Exercise details: Can you set down, word for word, the stretch of the João Guilherme passage below that falls between "João Guilherme de" and "the telenovela's soundtrack.", inclusive?

** Begin Document extract **

João Guilherme de Ávila Costa (São Paulo, February 1, 2002) is a Brazilian actor and singer. He rose to national fame for playing Joaquim, one of the protagonists in the children's telenovela remake Cúmplices de um Resgate, and later Luca Tuber in As Aventuras de Poliana.

== Career ==
João Guilherme began his acting career in 2009 at the age of seven, playing Vinícius in the short film Vento, alongside Vivianne Pasmanter. In 2012, he starred in the film Meu Pé de Laranja Lima, portraying Zezé in an adaptation of the classic novel by José Mauro de Vasconcelos.

João Guilherme launched his music career while playing Joaquim in Cúmplices de um Resgate. In 2015, he released his first song, "Princesa", which, along with "Tudo É Você", was part of the telenovela's soundtrack.

** End Document extract **
** Begin Information shown **

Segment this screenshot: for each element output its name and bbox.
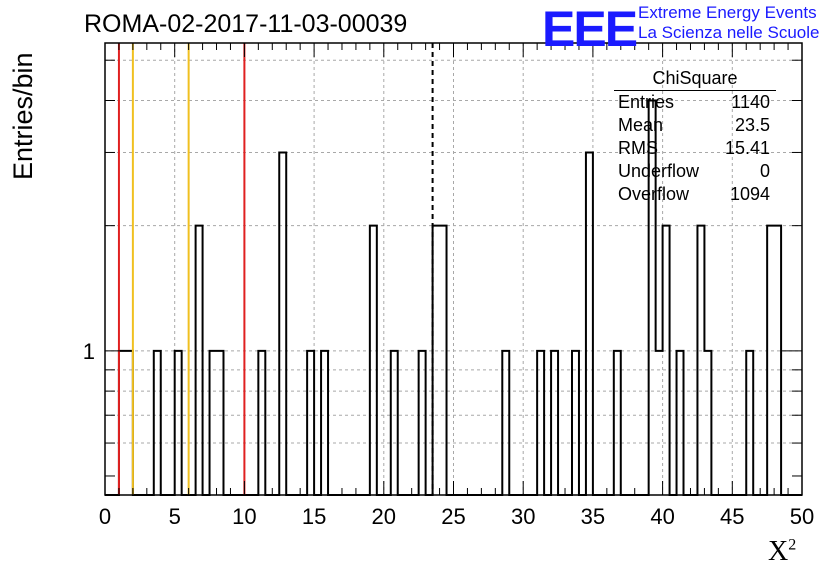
- stats-row-rms: RMS 15.41: [612, 137, 778, 160]
- stats-label: Mean: [618, 115, 664, 135]
- stats-row-mean: Mean 23.5: [612, 114, 778, 137]
- histogram-bin: [586, 152, 593, 495]
- histogram-bin: [614, 351, 621, 495]
- histogram-bin: [321, 351, 328, 495]
- x-tick-label: 30: [511, 504, 535, 529]
- histogram-bin: [537, 351, 544, 495]
- histogram-bin: [502, 351, 509, 495]
- histogram-bin: [697, 226, 704, 495]
- stats-value: 23.5: [734, 115, 770, 135]
- histogram-bin: [210, 351, 217, 495]
- stats-value: 15.41: [724, 138, 770, 158]
- stats-value: 1094: [729, 184, 770, 204]
- x-tick-label: 35: [581, 504, 605, 529]
- histogram-bin: [217, 351, 224, 495]
- x-tick-label: 20: [372, 504, 396, 529]
- stats-value: 1140: [731, 92, 770, 112]
- histogram-bin: [704, 351, 711, 495]
- histogram-bin: [440, 226, 447, 495]
- stats-box: ChiSquare Entries 1140 Mean 23.5 RMS 15.41 …: [612, 68, 778, 206]
- x-tick-label: 25: [441, 504, 465, 529]
- histogram-bin: [279, 152, 286, 495]
- chart-title: ROMA-02-2017-11-03-00039: [84, 10, 408, 38]
- stats-label: Overflow: [618, 184, 690, 204]
- histogram-bin: [391, 351, 398, 495]
- stats-title: ChiSquare: [614, 68, 776, 91]
- y-axis-label: Entries/bin: [8, 52, 38, 180]
- histogram-bin: [774, 226, 781, 495]
- histogram-bin: [677, 351, 684, 495]
- stats-row-entries: Entries 1140: [612, 91, 778, 114]
- logo-line-2: La Scienza nelle Scuole: [638, 23, 820, 42]
- x-tick-label: 15: [302, 504, 326, 529]
- stats-row-overflow: Overflow 1094: [612, 183, 778, 206]
- x-axis-label-base: X: [768, 536, 789, 567]
- eee-logo: EEE: [542, 1, 638, 57]
- x-tick-label: 40: [650, 504, 674, 529]
- histogram-bin: [258, 351, 265, 495]
- x-axis-label-superscript: 2: [788, 536, 797, 554]
- x-axis-label: X2: [768, 536, 796, 568]
- histogram-bin: [656, 351, 663, 495]
- histogram-bin: [419, 351, 426, 495]
- logo-line-1: Extreme Energy Events: [638, 3, 817, 22]
- histogram-bin: [307, 351, 314, 495]
- histogram-bin: [196, 226, 203, 495]
- histogram-bin: [551, 351, 558, 495]
- x-tick-label: 5: [169, 504, 181, 529]
- stats-row-underflow: Underflow 0: [612, 160, 778, 183]
- histogram-bin: [433, 226, 440, 495]
- y-tick-label: 1: [83, 339, 95, 364]
- stats-label: Entries: [618, 92, 675, 112]
- histogram-bin: [572, 351, 579, 495]
- histogram-bin: [175, 351, 182, 495]
- histogram-bin: [370, 226, 377, 495]
- x-tick-label: 45: [720, 504, 744, 529]
- histogram-bin: [767, 226, 774, 495]
- x-tick-label: 10: [232, 504, 256, 529]
- x-tick-label: 0: [99, 504, 111, 529]
- histogram-bin: [119, 351, 126, 495]
- stats-label: RMS: [618, 138, 658, 158]
- stats-label: Underflow: [618, 161, 700, 181]
- histogram-bin: [746, 351, 753, 495]
- histogram-bin: [126, 351, 133, 495]
- x-tick-label: 50: [790, 504, 814, 529]
- histogram-bin: [154, 351, 161, 495]
- stats-value: 0: [759, 161, 770, 181]
- histogram-bin: [663, 226, 670, 495]
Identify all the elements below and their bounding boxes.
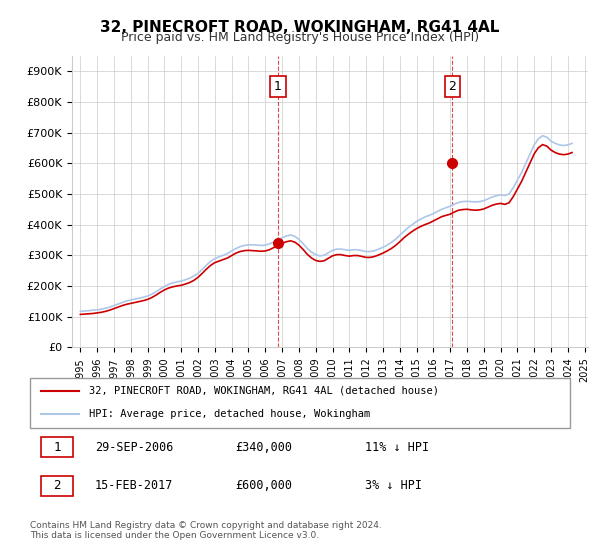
Text: Contains HM Land Registry data © Crown copyright and database right 2024.
This d: Contains HM Land Registry data © Crown c… <box>30 521 382 540</box>
Text: £600,000: £600,000 <box>235 479 292 492</box>
Text: 29-SEP-2006: 29-SEP-2006 <box>95 441 173 454</box>
FancyBboxPatch shape <box>41 475 73 496</box>
Text: Price paid vs. HM Land Registry's House Price Index (HPI): Price paid vs. HM Land Registry's House … <box>121 31 479 44</box>
Text: HPI: Average price, detached house, Wokingham: HPI: Average price, detached house, Woki… <box>89 409 371 419</box>
Text: 1: 1 <box>274 80 282 93</box>
Text: 15-FEB-2017: 15-FEB-2017 <box>95 479 173 492</box>
Text: £340,000: £340,000 <box>235 441 292 454</box>
FancyBboxPatch shape <box>41 437 73 458</box>
Text: 1: 1 <box>53 441 61 454</box>
Text: 2: 2 <box>448 80 456 93</box>
Text: 2: 2 <box>53 479 61 492</box>
Text: 3% ↓ HPI: 3% ↓ HPI <box>365 479 422 492</box>
Text: 32, PINECROFT ROAD, WOKINGHAM, RG41 4AL (detached house): 32, PINECROFT ROAD, WOKINGHAM, RG41 4AL … <box>89 386 439 395</box>
Text: 11% ↓ HPI: 11% ↓ HPI <box>365 441 429 454</box>
Text: 32, PINECROFT ROAD, WOKINGHAM, RG41 4AL: 32, PINECROFT ROAD, WOKINGHAM, RG41 4AL <box>100 20 500 35</box>
FancyBboxPatch shape <box>30 378 570 428</box>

** End Information shown **

Output for this exercise:
João Guilherme de Ávila Costa (São Paulo, February 1, 2002) is a Brazilian actor and singer. He rose to national fame for playing Joaquim, one of the protagonists in the children's telenovela remake Cúmplices de um Resgate, and later Luca Tuber in As Aventuras de Poliana.

== Career ==
João Guilherme began his acting career in 2009 at the age of seven, playing Vinícius in the short film Vento, alongside Vivianne Pasmanter. In 2012, he starred in the film Meu Pé de Laranja Lima, portraying Zezé in an adaptation of the classic novel by José Mauro de Vasconcelos.

João Guilherme launched his music career while playing Joaquim in Cúmplices de um Resgate. In 2015, he released his first song, "Princesa", which, along with "Tudo É Você", was part of the telenovela's soundtrack.